Description of the task. Print out every record exactly as it appears.

Figure data in JSON.
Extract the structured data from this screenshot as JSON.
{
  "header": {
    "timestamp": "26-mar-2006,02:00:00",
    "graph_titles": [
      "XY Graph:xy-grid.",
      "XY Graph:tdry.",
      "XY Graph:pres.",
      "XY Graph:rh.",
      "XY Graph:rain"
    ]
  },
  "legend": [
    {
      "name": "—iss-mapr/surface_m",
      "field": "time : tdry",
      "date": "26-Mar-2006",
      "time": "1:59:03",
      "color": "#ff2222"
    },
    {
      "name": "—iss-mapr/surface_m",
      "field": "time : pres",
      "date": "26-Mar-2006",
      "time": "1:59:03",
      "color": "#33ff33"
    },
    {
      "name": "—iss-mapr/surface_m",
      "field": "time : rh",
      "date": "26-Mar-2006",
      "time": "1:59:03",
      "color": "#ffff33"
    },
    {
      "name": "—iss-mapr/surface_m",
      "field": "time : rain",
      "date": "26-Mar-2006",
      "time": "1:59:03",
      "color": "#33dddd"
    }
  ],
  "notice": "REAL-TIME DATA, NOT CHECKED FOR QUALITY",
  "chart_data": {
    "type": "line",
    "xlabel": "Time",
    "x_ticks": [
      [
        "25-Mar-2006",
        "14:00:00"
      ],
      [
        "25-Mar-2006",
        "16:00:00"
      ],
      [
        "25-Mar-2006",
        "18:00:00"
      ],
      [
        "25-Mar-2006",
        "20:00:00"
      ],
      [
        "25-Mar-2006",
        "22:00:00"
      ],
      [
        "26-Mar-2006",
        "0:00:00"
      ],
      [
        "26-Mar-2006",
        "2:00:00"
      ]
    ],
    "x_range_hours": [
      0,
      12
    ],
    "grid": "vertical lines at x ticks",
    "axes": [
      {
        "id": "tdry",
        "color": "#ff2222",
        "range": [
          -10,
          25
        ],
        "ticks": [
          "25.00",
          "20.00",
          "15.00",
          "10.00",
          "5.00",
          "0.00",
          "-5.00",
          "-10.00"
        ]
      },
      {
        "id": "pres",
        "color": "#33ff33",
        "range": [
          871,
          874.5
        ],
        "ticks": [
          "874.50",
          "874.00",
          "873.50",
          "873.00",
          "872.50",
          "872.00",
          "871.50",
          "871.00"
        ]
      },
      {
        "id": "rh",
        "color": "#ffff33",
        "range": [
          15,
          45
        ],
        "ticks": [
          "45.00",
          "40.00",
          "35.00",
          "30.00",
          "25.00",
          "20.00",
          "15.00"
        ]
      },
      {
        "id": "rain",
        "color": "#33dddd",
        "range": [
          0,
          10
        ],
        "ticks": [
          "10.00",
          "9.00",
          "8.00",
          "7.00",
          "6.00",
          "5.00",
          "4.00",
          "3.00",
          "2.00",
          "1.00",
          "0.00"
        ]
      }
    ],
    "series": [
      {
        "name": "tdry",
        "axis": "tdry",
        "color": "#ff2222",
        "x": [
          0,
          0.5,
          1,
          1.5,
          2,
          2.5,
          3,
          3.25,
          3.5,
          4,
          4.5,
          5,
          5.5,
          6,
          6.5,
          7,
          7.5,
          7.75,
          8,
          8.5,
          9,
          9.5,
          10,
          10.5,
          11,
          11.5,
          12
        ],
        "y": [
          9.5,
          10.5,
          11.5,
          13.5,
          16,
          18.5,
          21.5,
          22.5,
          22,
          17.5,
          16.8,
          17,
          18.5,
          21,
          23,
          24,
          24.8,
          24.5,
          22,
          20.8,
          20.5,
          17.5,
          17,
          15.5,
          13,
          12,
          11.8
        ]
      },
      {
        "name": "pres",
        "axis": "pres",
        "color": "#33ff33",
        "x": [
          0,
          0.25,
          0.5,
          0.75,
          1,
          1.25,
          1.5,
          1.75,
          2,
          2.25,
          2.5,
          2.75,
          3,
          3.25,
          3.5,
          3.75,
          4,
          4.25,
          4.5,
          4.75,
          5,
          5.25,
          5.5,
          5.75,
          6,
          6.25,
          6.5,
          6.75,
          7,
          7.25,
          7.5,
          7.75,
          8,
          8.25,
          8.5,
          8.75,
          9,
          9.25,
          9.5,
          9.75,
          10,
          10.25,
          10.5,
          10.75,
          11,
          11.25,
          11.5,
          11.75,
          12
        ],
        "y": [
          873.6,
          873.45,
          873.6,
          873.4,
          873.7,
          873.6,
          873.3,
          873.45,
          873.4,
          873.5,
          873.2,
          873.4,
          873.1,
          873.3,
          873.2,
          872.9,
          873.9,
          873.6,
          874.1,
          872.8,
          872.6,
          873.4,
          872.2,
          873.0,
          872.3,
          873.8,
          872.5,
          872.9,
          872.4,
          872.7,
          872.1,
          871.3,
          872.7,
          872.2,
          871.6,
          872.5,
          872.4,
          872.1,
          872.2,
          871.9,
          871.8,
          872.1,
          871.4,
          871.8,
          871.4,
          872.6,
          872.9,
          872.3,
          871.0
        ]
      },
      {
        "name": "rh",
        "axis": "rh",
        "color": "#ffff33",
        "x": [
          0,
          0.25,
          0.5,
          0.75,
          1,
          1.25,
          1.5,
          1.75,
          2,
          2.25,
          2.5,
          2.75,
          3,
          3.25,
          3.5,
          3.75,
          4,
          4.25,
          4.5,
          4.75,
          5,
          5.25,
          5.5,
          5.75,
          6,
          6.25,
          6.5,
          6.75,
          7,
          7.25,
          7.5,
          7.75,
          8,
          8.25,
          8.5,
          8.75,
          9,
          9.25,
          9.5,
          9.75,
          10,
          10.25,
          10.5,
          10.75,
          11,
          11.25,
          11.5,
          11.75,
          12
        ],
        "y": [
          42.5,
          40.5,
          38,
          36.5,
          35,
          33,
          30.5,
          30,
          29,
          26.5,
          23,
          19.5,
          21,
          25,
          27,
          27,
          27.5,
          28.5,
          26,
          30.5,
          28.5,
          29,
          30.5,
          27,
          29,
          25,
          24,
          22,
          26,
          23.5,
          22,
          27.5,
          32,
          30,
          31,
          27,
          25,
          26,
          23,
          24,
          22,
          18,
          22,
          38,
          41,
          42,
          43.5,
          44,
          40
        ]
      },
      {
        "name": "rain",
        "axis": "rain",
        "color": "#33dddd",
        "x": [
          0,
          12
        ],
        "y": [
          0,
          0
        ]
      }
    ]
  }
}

Written solution.
Extract the structured data from this screenshot as JSON.
{
  "header": {
    "timestamp": "26-mar-2006,02:00:00",
    "graph_titles": [
      "XY Graph:xy-grid.",
      "XY Graph:tdry.",
      "XY Graph:pres.",
      "XY Graph:rh.",
      "XY Graph:rain"
    ]
  },
  "legend": [
    {
      "name": "—iss-mapr/surface_m",
      "field": "time : tdry",
      "date": "26-Mar-2006",
      "time": "1:59:03",
      "color": "#ff2222"
    },
    {
      "name": "—iss-mapr/surface_m",
      "field": "time : pres",
      "date": "26-Mar-2006",
      "time": "1:59:03",
      "color": "#33ff33"
    },
    {
      "name": "—iss-mapr/surface_m",
      "field": "time : rh",
      "date": "26-Mar-2006",
      "time": "1:59:03",
      "color": "#ffff33"
    },
    {
      "name": "—iss-mapr/surface_m",
      "field": "time : rain",
      "date": "26-Mar-2006",
      "time": "1:59:03",
      "color": "#33dddd"
    }
  ],
  "notice": "REAL-TIME DATA, NOT CHECKED FOR QUALITY",
  "chart_data": {
    "type": "line",
    "xlabel": "Time",
    "x_ticks": [
      [
        "25-Mar-2006",
        "14:00:00"
      ],
      [
        "25-Mar-2006",
        "16:00:00"
      ],
      [
        "25-Mar-2006",
        "18:00:00"
      ],
      [
        "25-Mar-2006",
        "20:00:00"
      ],
      [
        "25-Mar-2006",
        "22:00:00"
      ],
      [
        "26-Mar-2006",
        "0:00:00"
      ],
      [
        "26-Mar-2006",
        "2:00:00"
      ]
    ],
    "x_range_hours": [
      0,
      12
    ],
    "grid": "vertical lines at x ticks",
    "axes": [
      {
        "id": "tdry",
        "color": "#ff2222",
        "range": [
          -10,
          25
        ],
        "ticks": [
          "25.00",
          "20.00",
          "15.00",
          "10.00",
          "5.00",
          "0.00",
          "-5.00",
          "-10.00"
        ]
      },
      {
        "id": "pres",
        "color": "#33ff33",
        "range": [
          871,
          874.5
        ],
        "ticks": [
          "874.50",
          "874.00",
          "873.50",
          "873.00",
          "872.50",
          "872.00",
          "871.50",
          "871.00"
        ]
      },
      {
        "id": "rh",
        "color": "#ffff33",
        "range": [
          15,
          45
        ],
        "ticks": [
          "45.00",
          "40.00",
          "35.00",
          "30.00",
          "25.00",
          "20.00",
          "15.00"
        ]
      },
      {
        "id": "rain",
        "color": "#33dddd",
        "range": [
          0,
          10
        ],
        "ticks": [
          "10.00",
          "9.00",
          "8.00",
          "7.00",
          "6.00",
          "5.00",
          "4.00",
          "3.00",
          "2.00",
          "1.00",
          "0.00"
        ]
      }
    ],
    "series": [
      {
        "name": "tdry",
        "axis": "tdry",
        "color": "#ff2222",
        "x": [
          0,
          0.5,
          1,
          1.5,
          2,
          2.5,
          3,
          3.25,
          3.5,
          4,
          4.5,
          5,
          5.5,
          6,
          6.5,
          7,
          7.5,
          7.75,
          8,
          8.5,
          9,
          9.5,
          10,
          10.5,
          11,
          11.5,
          12
        ],
        "y": [
          9.5,
          10.5,
          11.5,
          13.5,
          16,
          18.5,
          21.5,
          22.5,
          22,
          17.5,
          16.8,
          17,
          18.5,
          21,
          23,
          24,
          24.8,
          24.5,
          22,
          20.8,
          20.5,
          17.5,
          17,
          15.5,
          13,
          12,
          11.8
        ]
      },
      {
        "name": "pres",
        "axis": "pres",
        "color": "#33ff33",
        "x": [
          0,
          0.25,
          0.5,
          0.75,
          1,
          1.25,
          1.5,
          1.75,
          2,
          2.25,
          2.5,
          2.75,
          3,
          3.25,
          3.5,
          3.75,
          4,
          4.25,
          4.5,
          4.75,
          5,
          5.25,
          5.5,
          5.75,
          6,
          6.25,
          6.5,
          6.75,
          7,
          7.25,
          7.5,
          7.75,
          8,
          8.25,
          8.5,
          8.75,
          9,
          9.25,
          9.5,
          9.75,
          10,
          10.25,
          10.5,
          10.75,
          11,
          11.25,
          11.5,
          11.75,
          12
        ],
        "y": [
          873.6,
          873.45,
          873.6,
          873.4,
          873.7,
          873.6,
          873.3,
          873.45,
          873.4,
          873.5,
          873.2,
          873.4,
          873.1,
          873.3,
          873.2,
          872.9,
          873.9,
          873.6,
          874.1,
          872.8,
          872.6,
          873.4,
          872.2,
          873.0,
          872.3,
          873.8,
          872.5,
          872.9,
          872.4,
          872.7,
          872.1,
          871.3,
          872.7,
          872.2,
          871.6,
          872.5,
          872.4,
          872.1,
          872.2,
          871.9,
          871.8,
          872.1,
          871.4,
          871.8,
          871.4,
          872.6,
          872.9,
          872.3,
          871.0
        ]
      },
      {
        "name": "rh",
        "axis": "rh",
        "color": "#ffff33",
        "x": [
          0,
          0.25,
          0.5,
          0.75,
          1,
          1.25,
          1.5,
          1.75,
          2,
          2.25,
          2.5,
          2.75,
          3,
          3.25,
          3.5,
          3.75,
          4,
          4.25,
          4.5,
          4.75,
          5,
          5.25,
          5.5,
          5.75,
          6,
          6.25,
          6.5,
          6.75,
          7,
          7.25,
          7.5,
          7.75,
          8,
          8.25,
          8.5,
          8.75,
          9,
          9.25,
          9.5,
          9.75,
          10,
          10.25,
          10.5,
          10.75,
          11,
          11.25,
          11.5,
          11.75,
          12
        ],
        "y": [
          42.5,
          40.5,
          38,
          36.5,
          35,
          33,
          30.5,
          30,
          29,
          26.5,
          23,
          19.5,
          21,
          25,
          27,
          27,
          27.5,
          28.5,
          26,
          30.5,
          28.5,
          29,
          30.5,
          27,
          29,
          25,
          24,
          22,
          26,
          23.5,
          22,
          27.5,
          32,
          30,
          31,
          27,
          25,
          26,
          23,
          24,
          22,
          18,
          22,
          38,
          41,
          42,
          43.5,
          44,
          40
        ]
      },
      {
        "name": "rain",
        "axis": "rain",
        "color": "#33dddd",
        "x": [
          0,
          12
        ],
        "y": [
          0,
          0
        ]
      }
    ]
  }
}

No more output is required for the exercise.